>> BEGIN
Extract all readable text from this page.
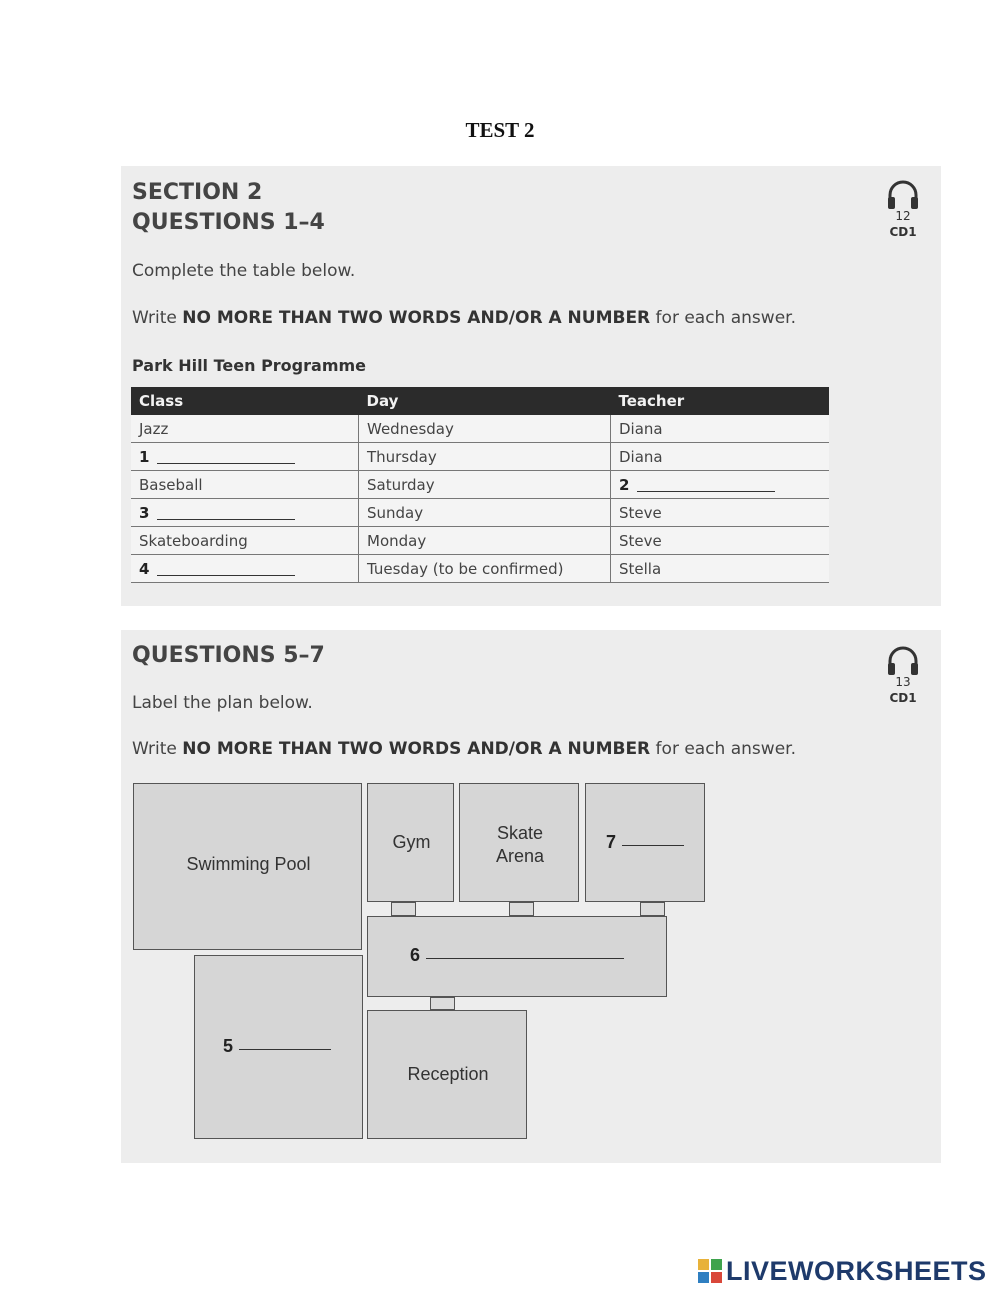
TEST 2
SECTION 2
QUESTIONS 1–4	12
CD1
Complete the table below.
Write NO MORE THAN TWO WORDS AND/OR A NUMBER for each answer.
Park Hill Teen Programme
Class	Day	Teacher
Jazz	Wednesday	Diana
1	Thursday	Diana
Baseball	Saturday	2
3	Sunday	Steve
Skateboarding	Monday	Steve
4	Tuesday (to be confirmed)	Stella
QUESTIONS 5–7
13
CD1
Label the plan below.
Write NO MORE THAN TWO WORDS AND/OR A NUMBER for each answer.
Swimming Pool
Gym	Skate
Arena
7
6
5
Reception
LIVEWORKSHEETS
>> END
Required task
Restate the data above exactly, stripping out each image.

Result
Extract all readable text from this page.
TEST 2
SECTION 2
QUESTIONS 1–4	12
CD1
Complete the table below.
Write NO MORE THAN TWO WORDS AND/OR A NUMBER for each answer.
Park Hill Teen Programme
Class	Day	Teacher
Jazz	Wednesday	Diana
1	Thursday	Diana
Baseball	Saturday	2
3	Sunday	Steve
Skateboarding	Monday	Steve
4	Tuesday (to be confirmed)	Stella
QUESTIONS 5–7
13
CD1
Label the plan below.
Write NO MORE THAN TWO WORDS AND/OR A NUMBER for each answer.
Swimming Pool
Gym	Skate
Arena
7
6
5
Reception
LIVEWORKSHEETS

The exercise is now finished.